(Figure record listings)
.....

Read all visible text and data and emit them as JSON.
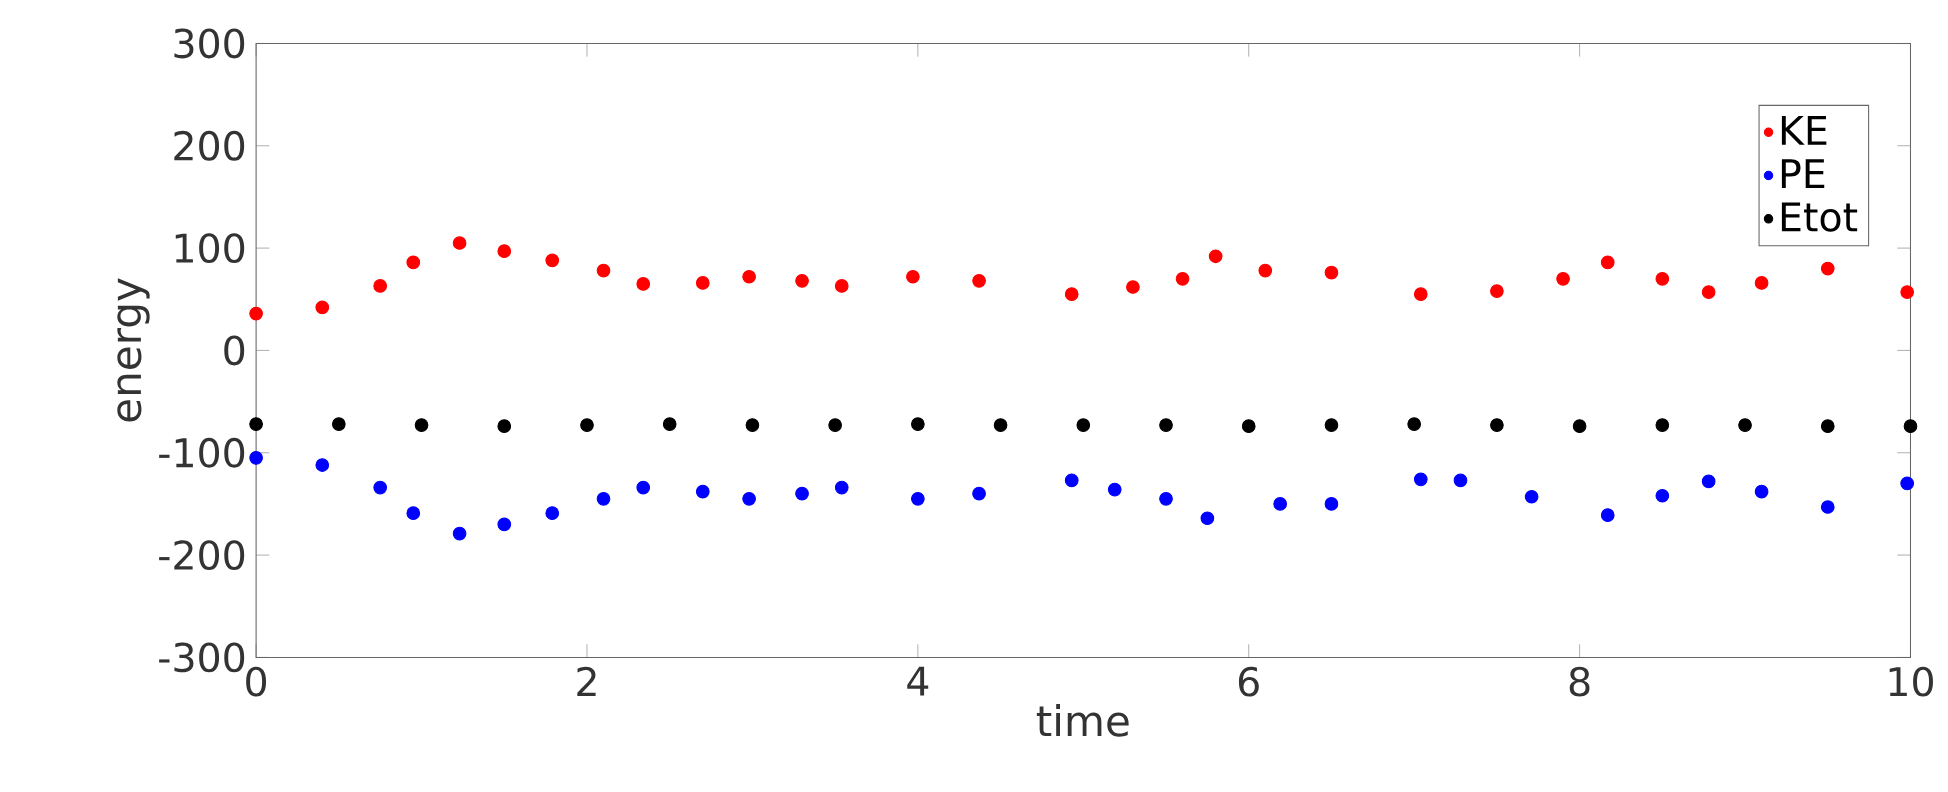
{
  "chart_data": {
    "type": "scatter",
    "xlabel": "time",
    "ylabel": "energy",
    "xlim": [
      0,
      10
    ],
    "ylim": [
      -300,
      300
    ],
    "xticks": [
      0,
      2,
      4,
      6,
      8,
      10
    ],
    "yticks": [
      -300,
      -200,
      -100,
      0,
      100,
      200,
      300
    ],
    "legend": "top right",
    "marker": "circle",
    "grid": false,
    "series": [
      {
        "name": "KE",
        "color": "#ff0000",
        "x": [
          0,
          0.4,
          0.75,
          0.95,
          1.23,
          1.5,
          1.79,
          2.1,
          2.34,
          2.7,
          2.98,
          3.3,
          3.54,
          3.97,
          4.37,
          4.93,
          5.3,
          5.6,
          5.8,
          6.1,
          6.5,
          7.04,
          7.5,
          7.9,
          8.17,
          8.5,
          8.78,
          9.1,
          9.5,
          9.98
        ],
        "values": [
          36,
          42,
          63,
          86,
          105,
          97,
          88,
          78,
          65,
          66,
          72,
          68,
          63,
          72,
          68,
          55,
          62,
          70,
          92,
          78,
          76,
          55,
          58,
          70,
          86,
          70,
          57,
          66,
          80,
          57
        ]
      },
      {
        "name": "PE",
        "color": "#0000ff",
        "x": [
          0,
          0.4,
          0.75,
          0.95,
          1.23,
          1.5,
          1.79,
          2.1,
          2.34,
          2.7,
          2.98,
          3.3,
          3.54,
          4.0,
          4.37,
          4.93,
          5.19,
          5.5,
          5.75,
          6.19,
          6.5,
          7.04,
          7.28,
          7.71,
          8.17,
          8.5,
          8.78,
          9.1,
          9.5,
          9.98
        ],
        "values": [
          -105,
          -112,
          -134,
          -159,
          -179,
          -170,
          -159,
          -145,
          -134,
          -138,
          -145,
          -140,
          -134,
          -145,
          -140,
          -127,
          -136,
          -145,
          -164,
          -150,
          -150,
          -126,
          -127,
          -143,
          -161,
          -142,
          -128,
          -138,
          -153,
          -130
        ]
      },
      {
        "name": "Etot",
        "color": "#000000",
        "x": [
          0,
          0.5,
          1,
          1.5,
          2,
          2.5,
          3,
          3.5,
          4,
          4.5,
          5,
          5.5,
          6,
          6.5,
          7,
          7.5,
          8,
          8.5,
          9,
          9.5,
          10
        ],
        "values": [
          -72,
          -72,
          -73,
          -74,
          -73,
          -72,
          -73,
          -73,
          -72,
          -73,
          -73,
          -73,
          -74,
          -73,
          -72,
          -73,
          -74,
          -73,
          -73,
          -74,
          -74
        ]
      }
    ]
  }
}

.....

▶ [Given task]:
Give back the whole listing as it stands, minus its pictures.

▶ [Output for this task]:
Read all visible text and data and emit them as JSON.
{
  "chart_data": {
    "type": "scatter",
    "xlabel": "time",
    "ylabel": "energy",
    "xlim": [
      0,
      10
    ],
    "ylim": [
      -300,
      300
    ],
    "xticks": [
      0,
      2,
      4,
      6,
      8,
      10
    ],
    "yticks": [
      -300,
      -200,
      -100,
      0,
      100,
      200,
      300
    ],
    "legend": "top right",
    "marker": "circle",
    "grid": false,
    "series": [
      {
        "name": "KE",
        "color": "#ff0000",
        "x": [
          0,
          0.4,
          0.75,
          0.95,
          1.23,
          1.5,
          1.79,
          2.1,
          2.34,
          2.7,
          2.98,
          3.3,
          3.54,
          3.97,
          4.37,
          4.93,
          5.3,
          5.6,
          5.8,
          6.1,
          6.5,
          7.04,
          7.5,
          7.9,
          8.17,
          8.5,
          8.78,
          9.1,
          9.5,
          9.98
        ],
        "values": [
          36,
          42,
          63,
          86,
          105,
          97,
          88,
          78,
          65,
          66,
          72,
          68,
          63,
          72,
          68,
          55,
          62,
          70,
          92,
          78,
          76,
          55,
          58,
          70,
          86,
          70,
          57,
          66,
          80,
          57
        ]
      },
      {
        "name": "PE",
        "color": "#0000ff",
        "x": [
          0,
          0.4,
          0.75,
          0.95,
          1.23,
          1.5,
          1.79,
          2.1,
          2.34,
          2.7,
          2.98,
          3.3,
          3.54,
          4.0,
          4.37,
          4.93,
          5.19,
          5.5,
          5.75,
          6.19,
          6.5,
          7.04,
          7.28,
          7.71,
          8.17,
          8.5,
          8.78,
          9.1,
          9.5,
          9.98
        ],
        "values": [
          -105,
          -112,
          -134,
          -159,
          -179,
          -170,
          -159,
          -145,
          -134,
          -138,
          -145,
          -140,
          -134,
          -145,
          -140,
          -127,
          -136,
          -145,
          -164,
          -150,
          -150,
          -126,
          -127,
          -143,
          -161,
          -142,
          -128,
          -138,
          -153,
          -130
        ]
      },
      {
        "name": "Etot",
        "color": "#000000",
        "x": [
          0,
          0.5,
          1,
          1.5,
          2,
          2.5,
          3,
          3.5,
          4,
          4.5,
          5,
          5.5,
          6,
          6.5,
          7,
          7.5,
          8,
          8.5,
          9,
          9.5,
          10
        ],
        "values": [
          -72,
          -72,
          -73,
          -74,
          -73,
          -72,
          -73,
          -73,
          -72,
          -73,
          -73,
          -73,
          -74,
          -73,
          -72,
          -73,
          -74,
          -73,
          -73,
          -74,
          -74
        ]
      }
    ]
  }
}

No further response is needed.